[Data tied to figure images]
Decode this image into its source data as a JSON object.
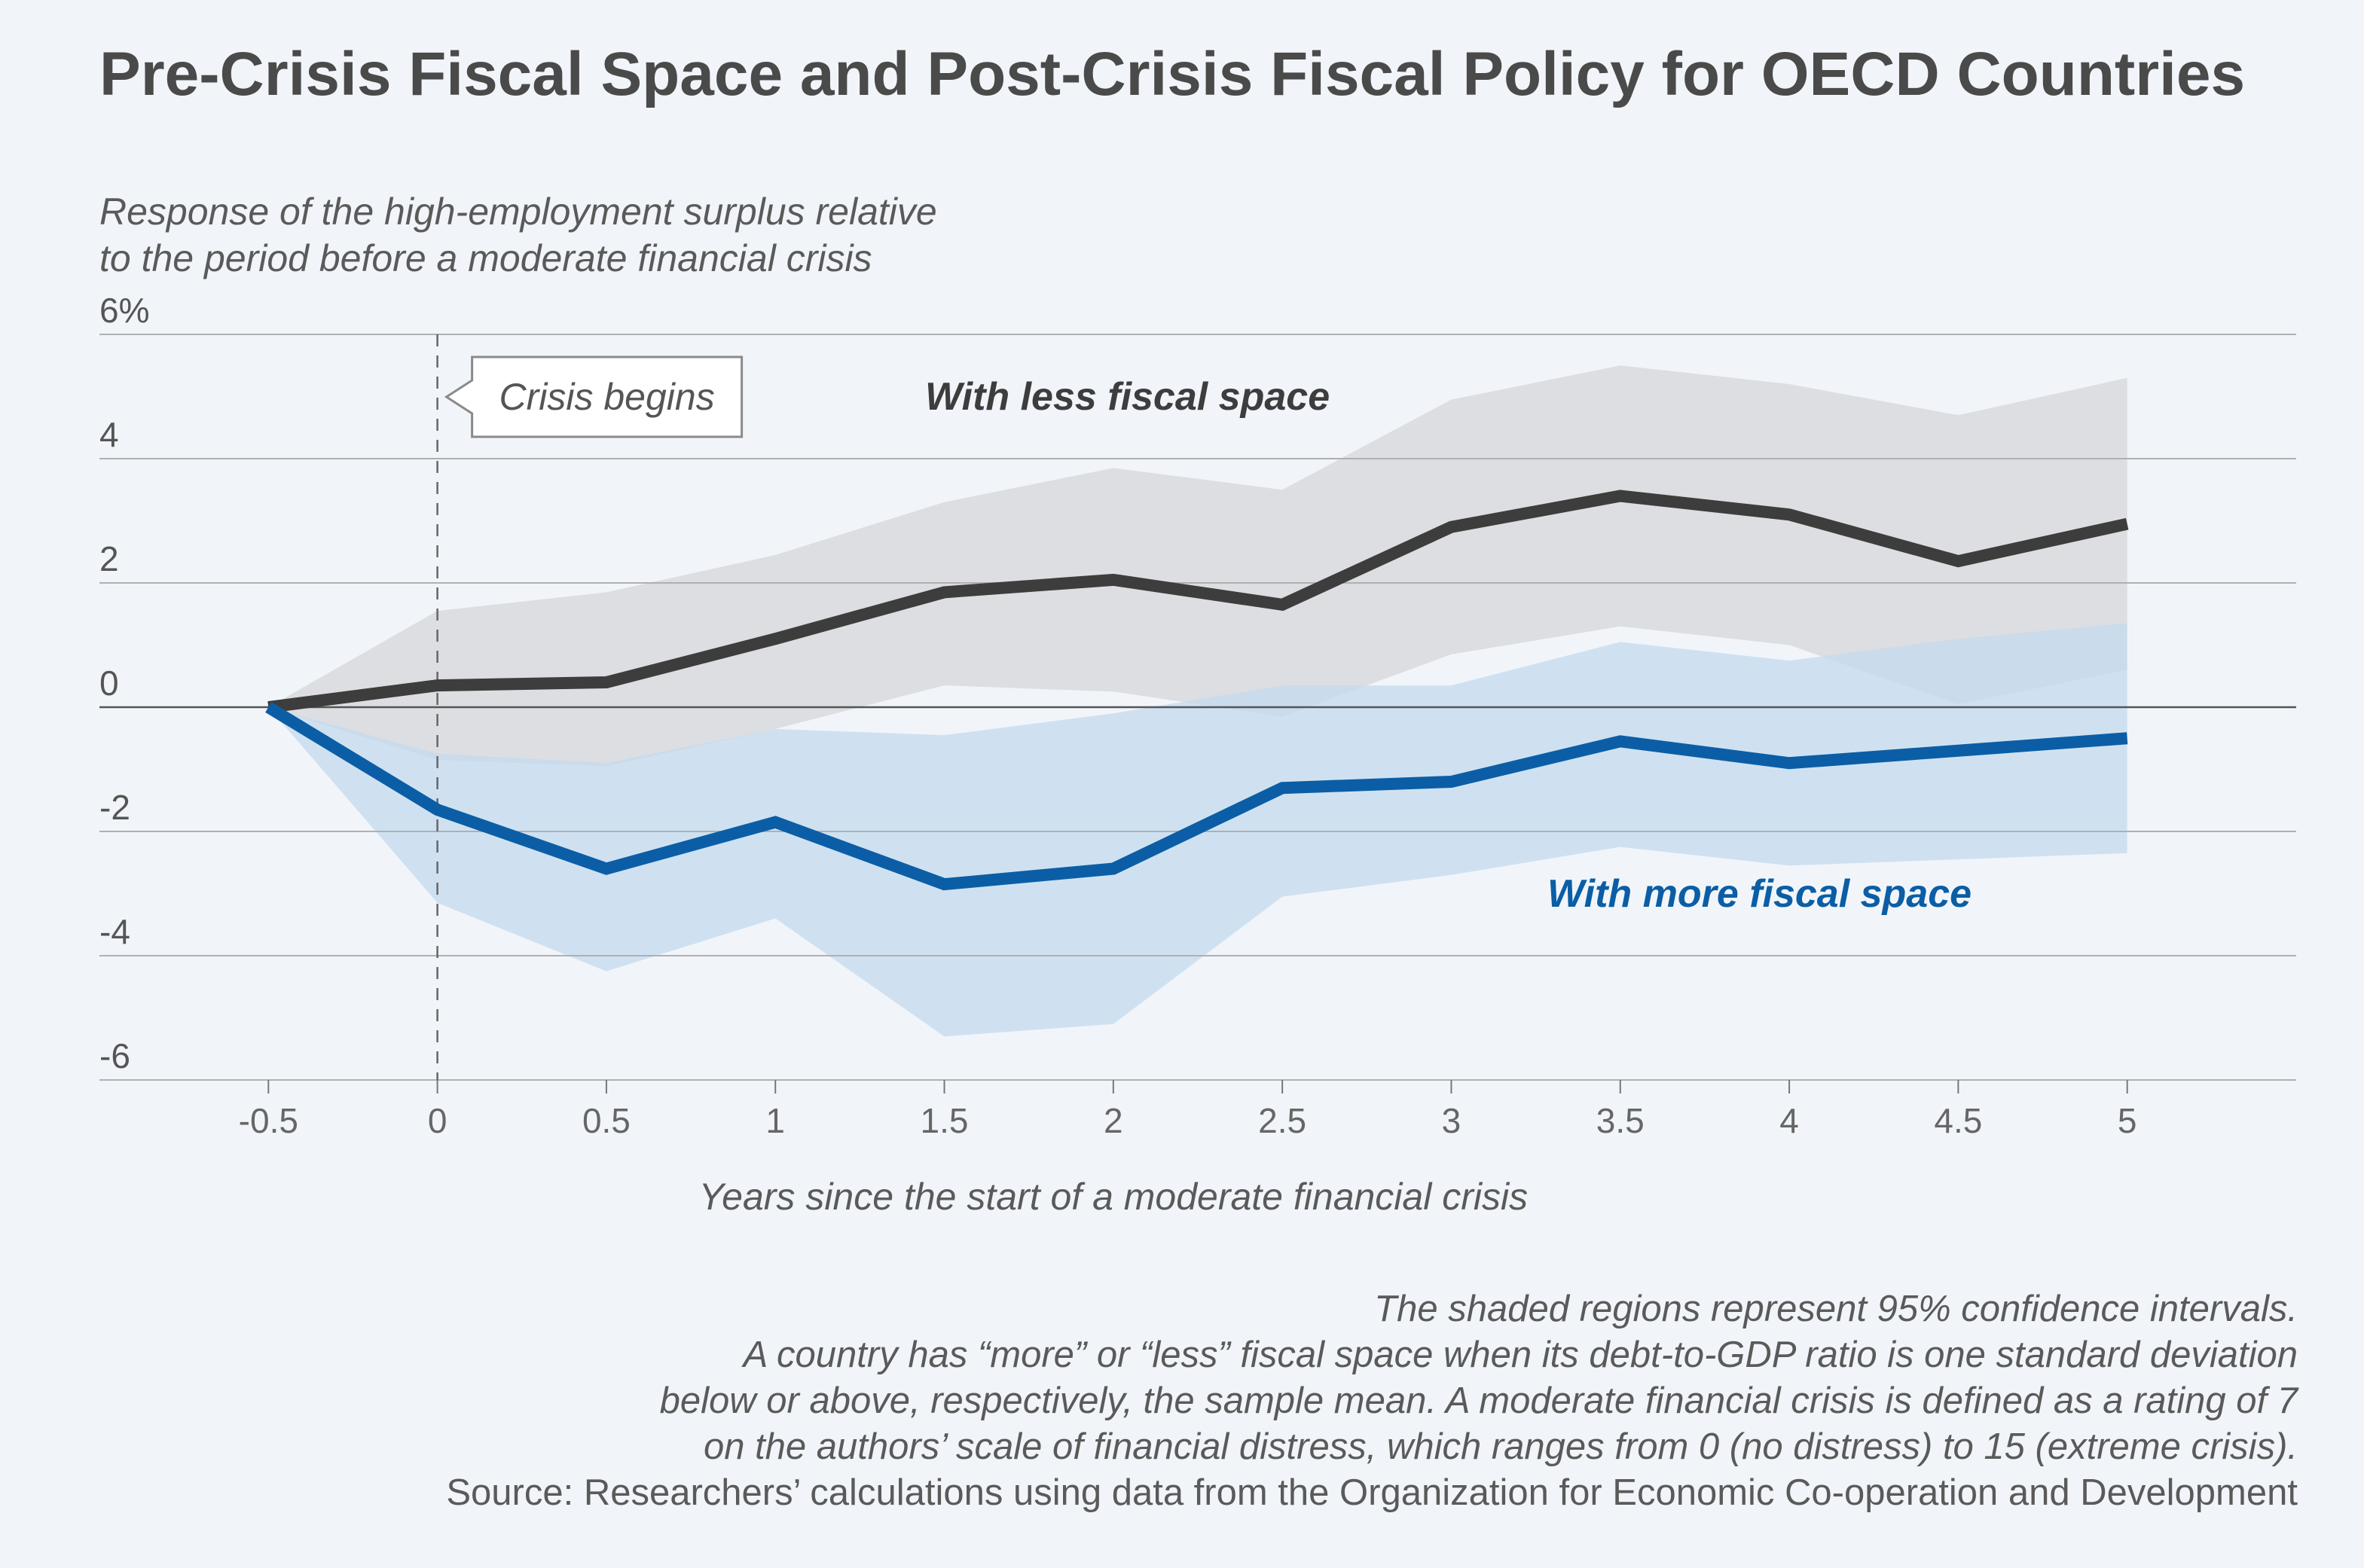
{
  "title": "Pre-Crisis Fiscal Space and Post-Crisis Fiscal Policy for OECD Countries",
  "subtitle_line1": "Response of the high-employment surplus relative",
  "subtitle_line2": "to the period before a moderate financial crisis",
  "annotation": "Crisis begins",
  "notes": [
    "The shaded regions represent 95% confidence intervals.",
    "A country has “more” or “less” fiscal space when its debt-to-GDP ratio is one standard deviation",
    "below or above, respectively, the sample mean. A moderate financial crisis is defined as a rating of 7",
    "on the authors’ scale of financial distress, which ranges from 0 (no distress) to 15 (extreme crisis)."
  ],
  "source": "Source: Researchers’ calculations using data from the Organization for Economic Co-operation and Development",
  "colors": {
    "less_line": "#3d3d3d",
    "less_band": "#d9d9dc",
    "more_line": "#0b5ea5",
    "more_band": "#c3daee",
    "grid": "#b0b0b0",
    "zero": "#555555"
  },
  "chart_data": {
    "type": "line",
    "xlabel": "Years since the start of a moderate financial crisis",
    "x": [
      -0.5,
      0,
      0.5,
      1,
      1.5,
      2,
      2.5,
      3,
      3.5,
      4,
      4.5,
      5
    ],
    "x_tick_labels": [
      "-0.5",
      "0",
      "0.5",
      "1",
      "1.5",
      "2",
      "2.5",
      "3",
      "3.5",
      "4",
      "4.5",
      "5"
    ],
    "xlim": [
      -1.0,
      5.5
    ],
    "ylim": [
      -6,
      6
    ],
    "y_ticks": [
      -6,
      -4,
      -2,
      0,
      2,
      4,
      6
    ],
    "y_tick_labels": [
      "-6",
      "-4",
      "-2",
      "0",
      "2",
      "4",
      "6%"
    ],
    "grid": true,
    "crisis_start_x": 0,
    "series": [
      {
        "name": "With less fiscal space",
        "values": [
          0,
          0.35,
          0.4,
          1.1,
          1.85,
          2.05,
          1.65,
          2.9,
          3.4,
          3.1,
          2.35,
          2.95
        ],
        "lower": [
          0,
          -0.85,
          -0.95,
          -0.35,
          0.35,
          0.25,
          -0.15,
          0.85,
          1.3,
          1.0,
          0.05,
          0.6
        ],
        "upper": [
          0,
          1.55,
          1.85,
          2.45,
          3.3,
          3.85,
          3.5,
          4.95,
          5.5,
          5.2,
          4.7,
          5.3
        ]
      },
      {
        "name": "With more fiscal space",
        "values": [
          0,
          -1.65,
          -2.6,
          -1.85,
          -2.85,
          -2.6,
          -1.3,
          -1.2,
          -0.55,
          -0.9,
          -0.7,
          -0.5
        ],
        "lower": [
          0,
          -3.15,
          -4.25,
          -3.4,
          -5.3,
          -5.1,
          -3.05,
          -2.7,
          -2.25,
          -2.55,
          -2.45,
          -2.35
        ],
        "upper": [
          0,
          -0.75,
          -0.9,
          -0.35,
          -0.45,
          -0.1,
          0.35,
          0.35,
          1.05,
          0.75,
          1.1,
          1.35
        ]
      }
    ]
  }
}
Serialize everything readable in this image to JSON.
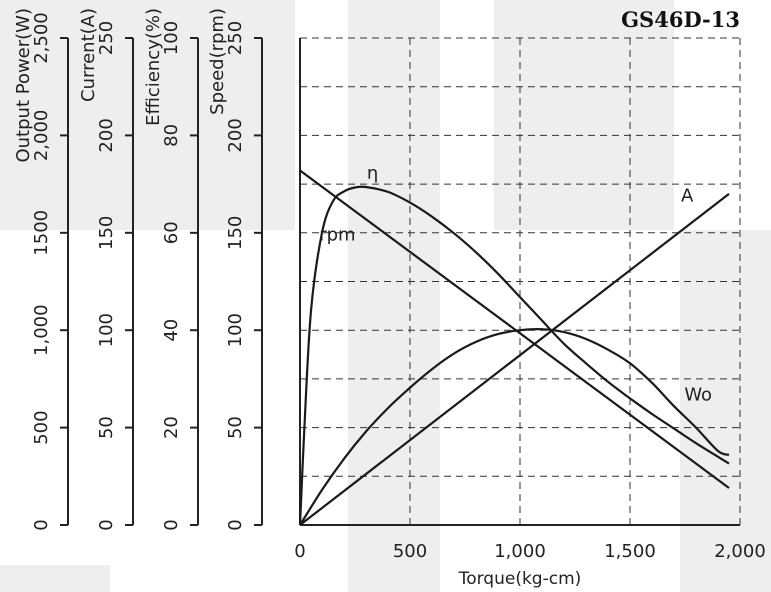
{
  "chart_data": {
    "type": "line",
    "title": "GS46D-13",
    "xlabel": "Torque(kg-cm)",
    "xlim": [
      0,
      2000
    ],
    "x_ticks": [
      "0",
      "500",
      "1,000",
      "1,500",
      "2,000"
    ],
    "y_axes": [
      {
        "label": "Output Power(W)",
        "range": [
          0,
          2500
        ],
        "ticks": [
          "0",
          "500",
          "1,000",
          "1500",
          "2,000",
          "2,500"
        ]
      },
      {
        "label": "Current(A)",
        "range": [
          0,
          250
        ],
        "ticks": [
          "0",
          "50",
          "100",
          "150",
          "200",
          "250"
        ]
      },
      {
        "label": "Efficiency(%)",
        "range": [
          0,
          100
        ],
        "ticks": [
          "0",
          "20",
          "40",
          "60",
          "80",
          "100"
        ]
      },
      {
        "label": "Speed(rpm)",
        "range": [
          0,
          250
        ],
        "ticks": [
          "0",
          "50",
          "100",
          "150",
          "200",
          "250"
        ]
      }
    ],
    "grid": true,
    "series": [
      {
        "name": "η",
        "axis": 2,
        "x": [
          0,
          20,
          50,
          100,
          150,
          200,
          250,
          300,
          400,
          500,
          600,
          700,
          800,
          900,
          1000,
          1100,
          1200,
          1300,
          1400,
          1500,
          1600,
          1700,
          1800,
          1900,
          1950
        ],
        "y": [
          0,
          20,
          44,
          60,
          66.5,
          68.5,
          69.3,
          69.4,
          68.4,
          66.2,
          63.3,
          59.9,
          56,
          51.6,
          46.8,
          42,
          37.2,
          33.2,
          29.4,
          26,
          22.8,
          19.8,
          16.8,
          14,
          12.6
        ],
        "label_pos": [
          330,
          71
        ]
      },
      {
        "name": "rpm",
        "axis": 3,
        "x": [
          0,
          1950
        ],
        "y": [
          182,
          19
        ],
        "label_pos": [
          170,
          146
        ]
      },
      {
        "name": "A",
        "axis": 1,
        "x": [
          0,
          1950
        ],
        "y": [
          0,
          170
        ],
        "label_pos": [
          1760,
          166
        ]
      },
      {
        "name": "Wo",
        "axis": 0,
        "x": [
          0,
          100,
          200,
          300,
          400,
          500,
          600,
          700,
          800,
          900,
          1000,
          1100,
          1200,
          1300,
          1400,
          1500,
          1600,
          1700,
          1800,
          1900,
          1950
        ],
        "y": [
          0,
          180,
          340,
          480,
          600,
          705,
          800,
          880,
          940,
          980,
          1000,
          1005,
          990,
          955,
          900,
          830,
          730,
          610,
          500,
          380,
          360
        ],
        "label_pos": [
          1810,
          640
        ]
      }
    ]
  }
}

Written request: Using the records above, pull out each line where the word "source" occurs.

Solution to the problem:
Decode this image into its source data as a JSON object.
  "source": "Source: Researchers’ calculations using data from the Organization for Economic Co-operation and Development",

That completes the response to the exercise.